# [Short task]
Copy every line of the data exactly, leaving nothing out.

# [Data shown]
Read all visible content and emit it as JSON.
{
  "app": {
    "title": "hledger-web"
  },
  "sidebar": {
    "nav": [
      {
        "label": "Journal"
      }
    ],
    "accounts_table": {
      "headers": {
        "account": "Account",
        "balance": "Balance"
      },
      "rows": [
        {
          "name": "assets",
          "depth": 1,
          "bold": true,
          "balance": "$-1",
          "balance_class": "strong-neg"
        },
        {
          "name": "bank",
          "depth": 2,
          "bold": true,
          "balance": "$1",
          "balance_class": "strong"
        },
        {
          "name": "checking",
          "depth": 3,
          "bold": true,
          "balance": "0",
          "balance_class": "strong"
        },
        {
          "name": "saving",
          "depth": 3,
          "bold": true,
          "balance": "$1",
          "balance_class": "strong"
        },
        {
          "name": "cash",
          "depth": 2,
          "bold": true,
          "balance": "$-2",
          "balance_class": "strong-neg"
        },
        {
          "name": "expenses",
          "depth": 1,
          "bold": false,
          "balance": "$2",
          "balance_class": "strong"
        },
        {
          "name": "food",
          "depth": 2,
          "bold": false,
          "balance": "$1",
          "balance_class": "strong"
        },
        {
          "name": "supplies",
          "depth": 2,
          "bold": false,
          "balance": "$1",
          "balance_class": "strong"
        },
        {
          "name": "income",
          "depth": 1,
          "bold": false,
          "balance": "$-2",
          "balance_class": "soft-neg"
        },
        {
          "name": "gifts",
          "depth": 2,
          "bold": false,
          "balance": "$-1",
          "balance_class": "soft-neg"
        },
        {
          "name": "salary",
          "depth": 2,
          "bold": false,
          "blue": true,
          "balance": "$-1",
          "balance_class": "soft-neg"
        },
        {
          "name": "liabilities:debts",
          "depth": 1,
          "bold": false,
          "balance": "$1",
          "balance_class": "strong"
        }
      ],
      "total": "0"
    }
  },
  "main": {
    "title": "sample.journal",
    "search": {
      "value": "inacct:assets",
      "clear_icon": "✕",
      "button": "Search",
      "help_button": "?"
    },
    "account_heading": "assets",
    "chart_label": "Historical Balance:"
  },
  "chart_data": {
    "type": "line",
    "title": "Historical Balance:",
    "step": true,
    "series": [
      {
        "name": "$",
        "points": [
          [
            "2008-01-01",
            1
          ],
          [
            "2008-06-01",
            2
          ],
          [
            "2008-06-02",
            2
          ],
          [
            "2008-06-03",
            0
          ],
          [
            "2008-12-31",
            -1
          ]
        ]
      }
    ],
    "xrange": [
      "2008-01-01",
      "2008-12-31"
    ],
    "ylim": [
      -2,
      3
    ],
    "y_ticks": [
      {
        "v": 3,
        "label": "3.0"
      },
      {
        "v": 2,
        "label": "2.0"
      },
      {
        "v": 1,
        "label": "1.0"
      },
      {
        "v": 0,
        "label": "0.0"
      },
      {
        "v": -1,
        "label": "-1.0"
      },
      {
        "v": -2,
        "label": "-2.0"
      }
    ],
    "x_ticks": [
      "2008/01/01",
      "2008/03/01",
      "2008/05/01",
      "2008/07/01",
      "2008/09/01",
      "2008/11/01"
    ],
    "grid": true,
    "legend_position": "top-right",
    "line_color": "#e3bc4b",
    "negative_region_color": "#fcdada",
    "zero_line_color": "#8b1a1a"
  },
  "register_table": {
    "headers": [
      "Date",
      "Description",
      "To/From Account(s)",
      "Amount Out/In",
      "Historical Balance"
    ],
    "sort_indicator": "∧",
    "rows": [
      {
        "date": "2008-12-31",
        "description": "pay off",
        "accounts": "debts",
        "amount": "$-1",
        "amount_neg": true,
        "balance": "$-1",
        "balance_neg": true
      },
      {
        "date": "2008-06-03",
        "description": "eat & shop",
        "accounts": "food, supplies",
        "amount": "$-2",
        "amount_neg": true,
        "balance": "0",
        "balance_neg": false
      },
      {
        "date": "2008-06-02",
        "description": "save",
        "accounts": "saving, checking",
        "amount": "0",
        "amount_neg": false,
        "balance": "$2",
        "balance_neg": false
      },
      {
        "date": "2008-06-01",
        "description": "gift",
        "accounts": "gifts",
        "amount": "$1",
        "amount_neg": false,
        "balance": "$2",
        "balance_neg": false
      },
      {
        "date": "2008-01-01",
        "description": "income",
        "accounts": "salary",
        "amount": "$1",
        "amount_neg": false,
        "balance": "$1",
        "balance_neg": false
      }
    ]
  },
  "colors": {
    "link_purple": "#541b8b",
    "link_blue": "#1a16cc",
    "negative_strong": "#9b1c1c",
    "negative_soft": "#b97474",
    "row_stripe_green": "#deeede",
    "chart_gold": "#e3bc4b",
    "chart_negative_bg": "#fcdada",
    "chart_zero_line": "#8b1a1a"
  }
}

# [Expected output]
Read all visible content and emit it as JSON.
{
  "app": {
    "title": "hledger-web"
  },
  "sidebar": {
    "nav": [
      {
        "label": "Journal"
      }
    ],
    "accounts_table": {
      "headers": {
        "account": "Account",
        "balance": "Balance"
      },
      "rows": [
        {
          "name": "assets",
          "depth": 1,
          "bold": true,
          "balance": "$-1",
          "balance_class": "strong-neg"
        },
        {
          "name": "bank",
          "depth": 2,
          "bold": true,
          "balance": "$1",
          "balance_class": "strong"
        },
        {
          "name": "checking",
          "depth": 3,
          "bold": true,
          "balance": "0",
          "balance_class": "strong"
        },
        {
          "name": "saving",
          "depth": 3,
          "bold": true,
          "balance": "$1",
          "balance_class": "strong"
        },
        {
          "name": "cash",
          "depth": 2,
          "bold": true,
          "balance": "$-2",
          "balance_class": "strong-neg"
        },
        {
          "name": "expenses",
          "depth": 1,
          "bold": false,
          "balance": "$2",
          "balance_class": "strong"
        },
        {
          "name": "food",
          "depth": 2,
          "bold": false,
          "balance": "$1",
          "balance_class": "strong"
        },
        {
          "name": "supplies",
          "depth": 2,
          "bold": false,
          "balance": "$1",
          "balance_class": "strong"
        },
        {
          "name": "income",
          "depth": 1,
          "bold": false,
          "balance": "$-2",
          "balance_class": "soft-neg"
        },
        {
          "name": "gifts",
          "depth": 2,
          "bold": false,
          "balance": "$-1",
          "balance_class": "soft-neg"
        },
        {
          "name": "salary",
          "depth": 2,
          "bold": false,
          "blue": true,
          "balance": "$-1",
          "balance_class": "soft-neg"
        },
        {
          "name": "liabilities:debts",
          "depth": 1,
          "bold": false,
          "balance": "$1",
          "balance_class": "strong"
        }
      ],
      "total": "0"
    }
  },
  "main": {
    "title": "sample.journal",
    "search": {
      "value": "inacct:assets",
      "clear_icon": "✕",
      "button": "Search",
      "help_button": "?"
    },
    "account_heading": "assets",
    "chart_label": "Historical Balance:"
  },
  "chart_data": {
    "type": "line",
    "title": "Historical Balance:",
    "step": true,
    "series": [
      {
        "name": "$",
        "points": [
          [
            "2008-01-01",
            1
          ],
          [
            "2008-06-01",
            2
          ],
          [
            "2008-06-02",
            2
          ],
          [
            "2008-06-03",
            0
          ],
          [
            "2008-12-31",
            -1
          ]
        ]
      }
    ],
    "xrange": [
      "2008-01-01",
      "2008-12-31"
    ],
    "ylim": [
      -2,
      3
    ],
    "y_ticks": [
      {
        "v": 3,
        "label": "3.0"
      },
      {
        "v": 2,
        "label": "2.0"
      },
      {
        "v": 1,
        "label": "1.0"
      },
      {
        "v": 0,
        "label": "0.0"
      },
      {
        "v": -1,
        "label": "-1.0"
      },
      {
        "v": -2,
        "label": "-2.0"
      }
    ],
    "x_ticks": [
      "2008/01/01",
      "2008/03/01",
      "2008/05/01",
      "2008/07/01",
      "2008/09/01",
      "2008/11/01"
    ],
    "grid": true,
    "legend_position": "top-right",
    "line_color": "#e3bc4b",
    "negative_region_color": "#fcdada",
    "zero_line_color": "#8b1a1a"
  },
  "register_table": {
    "headers": [
      "Date",
      "Description",
      "To/From Account(s)",
      "Amount Out/In",
      "Historical Balance"
    ],
    "sort_indicator": "∧",
    "rows": [
      {
        "date": "2008-12-31",
        "description": "pay off",
        "accounts": "debts",
        "amount": "$-1",
        "amount_neg": true,
        "balance": "$-1",
        "balance_neg": true
      },
      {
        "date": "2008-06-03",
        "description": "eat & shop",
        "accounts": "food, supplies",
        "amount": "$-2",
        "amount_neg": true,
        "balance": "0",
        "balance_neg": false
      },
      {
        "date": "2008-06-02",
        "description": "save",
        "accounts": "saving, checking",
        "amount": "0",
        "amount_neg": false,
        "balance": "$2",
        "balance_neg": false
      },
      {
        "date": "2008-06-01",
        "description": "gift",
        "accounts": "gifts",
        "amount": "$1",
        "amount_neg": false,
        "balance": "$2",
        "balance_neg": false
      },
      {
        "date": "2008-01-01",
        "description": "income",
        "accounts": "salary",
        "amount": "$1",
        "amount_neg": false,
        "balance": "$1",
        "balance_neg": false
      }
    ]
  },
  "colors": {
    "link_purple": "#541b8b",
    "link_blue": "#1a16cc",
    "negative_strong": "#9b1c1c",
    "negative_soft": "#b97474",
    "row_stripe_green": "#deeede",
    "chart_gold": "#e3bc4b",
    "chart_negative_bg": "#fcdada",
    "chart_zero_line": "#8b1a1a"
  }
}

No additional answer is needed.